__REQUEST 1__. Extract every line of the records that contains the string "document", matching case exactly.

__PROVIDED TEXT__.

Pennsylvania was once a leading input towards our nation's economic strength. It's approximately 500 square miles of anthracite coal, which is 95% of the world's known supply, accounted for 16% of American's energy needs during the industrial era of the 1890s. The demands for increased energy during the 1910s due to World War I kept demand for Pennsylvania anthracite thriving. Yet, after the war, people turned to lower cost alternatives, such as oil and gas. Anthracite over time has found it increasingly difficult to compete. In 1917, Pennsylvania saw 100 million tons of anthracite was extracted by 181,000 miners. In 2000, less than 1,000 miners produced 4 million tons.

With the decline of industry came the decline of coal communities. This is a region that has gone from almost 1.2 residents in the 1930s to 836,000 today. This is more stunning compared to the population boom throughout most of the rest of the country. As the authors note, these towns have more than the typical share of abandoned commercial sites, elderly, and people requiring public assistance as the only available income option.

As the Depression of the 1930s forced many mine investors to close their companies, unemployed miners still wanted jobs to feed themselves and their families. They created "bootleg" companies and continued mining, up to 5 million tons in 1939, without authority of the owners. This led to a period of literal mine wars, where armed labor protectors would do battle with armed mine police. Governor Gifford Pinchot responded by declining to send in state police officers as mine owners requested.

__RECORDS FOR THE TASK__.
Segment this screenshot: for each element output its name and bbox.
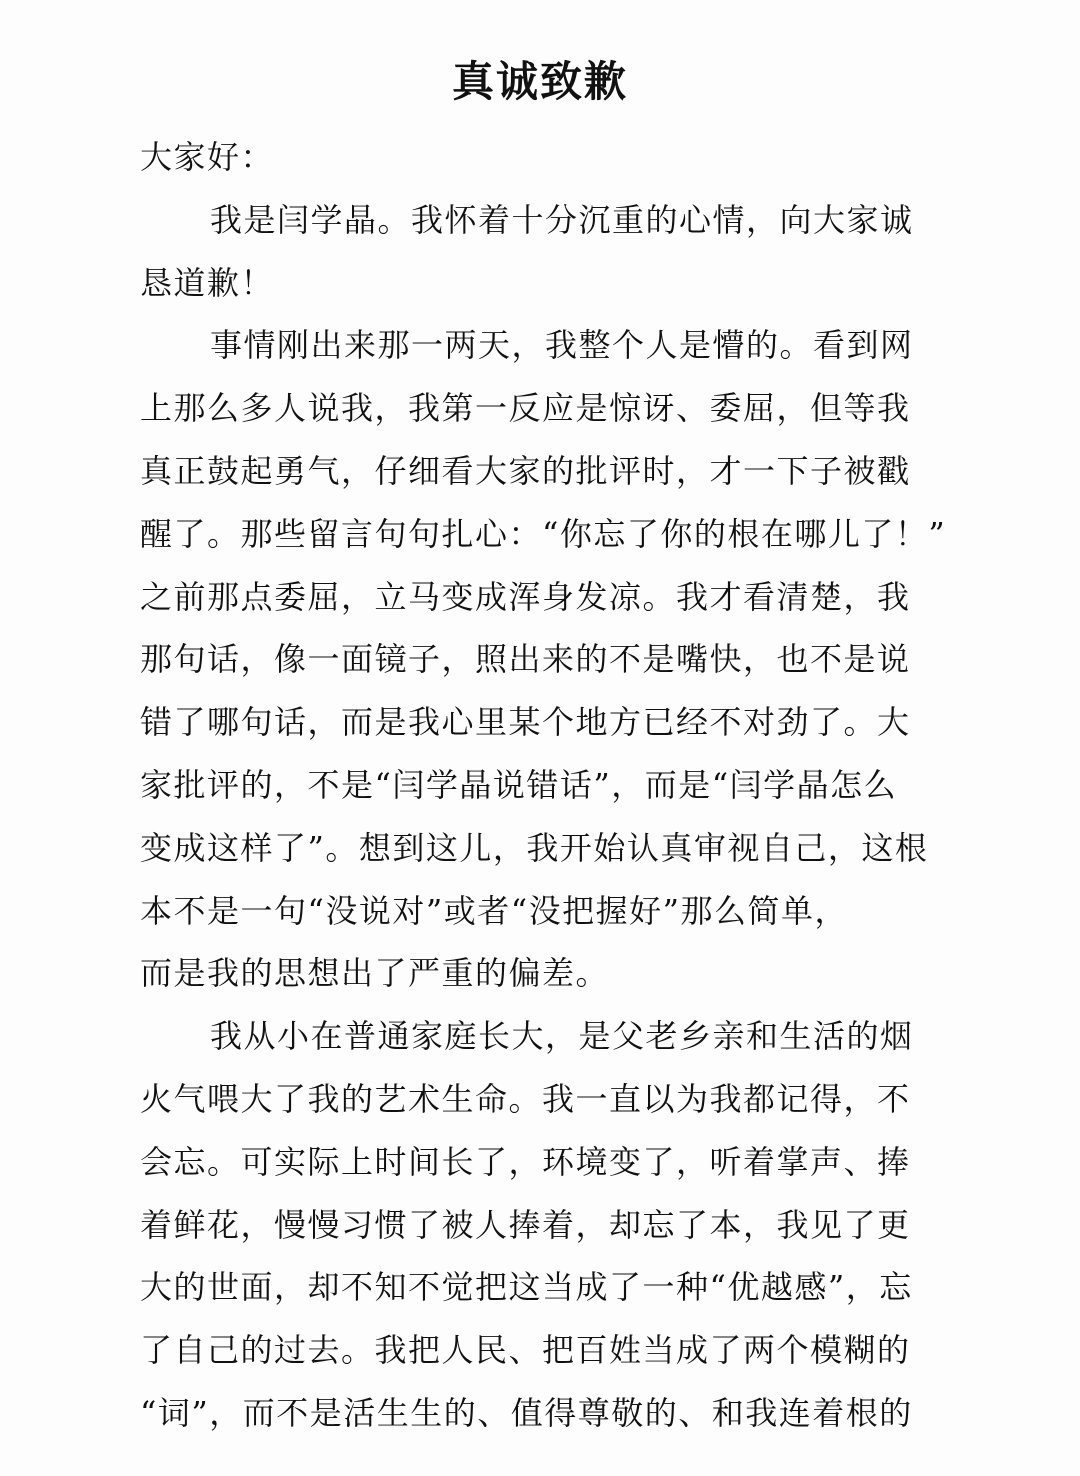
paragraph-line: 着鲜花，慢慢习惯了被人捧着，却忘了本，我见了更 — [140, 1205, 911, 1244]
paragraph-line: 之前那点委屈，立马变成浑身发凉。我才看清楚，我 — [140, 577, 911, 616]
paragraph-3 — [140, 1005, 960, 1445]
paragraph-line: 会忘。可实际上时间长了，环境变了，听着掌声、捧 — [140, 1142, 911, 1181]
document-body — [140, 126, 960, 1445]
paragraph-1 — [140, 189, 960, 315]
paragraph-line: 家批评的，不是“闫学晶说错话”，而是“闫学晶怎么 — [140, 765, 898, 804]
paragraph-line: 我从小在普通家庭长大，是父老乡亲和生活的烟 — [210, 1017, 914, 1056]
paragraph-2 — [140, 314, 960, 1005]
paragraph-line: 那句话，像一面镜子，照出来的不是嘴快，也不是说 — [140, 640, 911, 679]
paragraph-line: 了自己的过去。我把人民、把百姓当成了两个模糊的 — [140, 1331, 911, 1370]
salutation: 大家好： — [140, 138, 275, 176]
paragraph-line: 错了哪句话，而是我心里某个地方已经不对劲了。大 — [140, 703, 911, 742]
paragraph-line: 火气喂大了我的艺术生命。我一直以为我都记得，不 — [140, 1079, 911, 1118]
paragraph-line: 本不是一句“没说对”或者“没把握好”那么简单， — [140, 891, 848, 930]
paragraph-line: 恳道歉！ — [140, 263, 275, 302]
paragraph-line: “词”，而不是活生生的、值得尊敬的、和我连着根的 — [140, 1393, 913, 1432]
paragraph-line: 上那么多人说我，我第一反应是惊讶、委屈，但等我 — [140, 389, 911, 428]
paragraph-line: 而是我的思想出了严重的偏差。 — [140, 954, 610, 993]
paragraph-line: 我是闫学晶。我怀着十分沉重的心情，向大家诚 — [210, 200, 914, 239]
paragraph-line: 事情刚出来那一两天，我整个人是懵的。看到网 — [210, 326, 914, 365]
paragraph-line: 真正鼓起勇气，仔细看大家的批评时，才一下子被戳 — [140, 451, 911, 490]
paragraph-line: 醒了。那些留言句句扎心：“你忘了你的根在哪儿了！” — [140, 514, 947, 553]
document-title: 真诚致歉 — [451, 57, 628, 106]
paragraph-line: 大的世面，却不知不觉把这当成了一种“优越感”，忘 — [140, 1268, 913, 1307]
paragraph-line: 变成这样了”。想到这儿，我开始认真审视自己，这根 — [140, 828, 929, 867]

__REQUEST 2__. According to the passage on Pennsylvania anthracite, how many miners extracted 100 million tons of anthracite in 1917?

__WORKED SOLUTION 1__.
document-body — [140, 126, 960, 1445]
document-title: 真诚致歉 — [451, 57, 628, 106]

__WORKED SOLUTION 2__. 181,000 miners.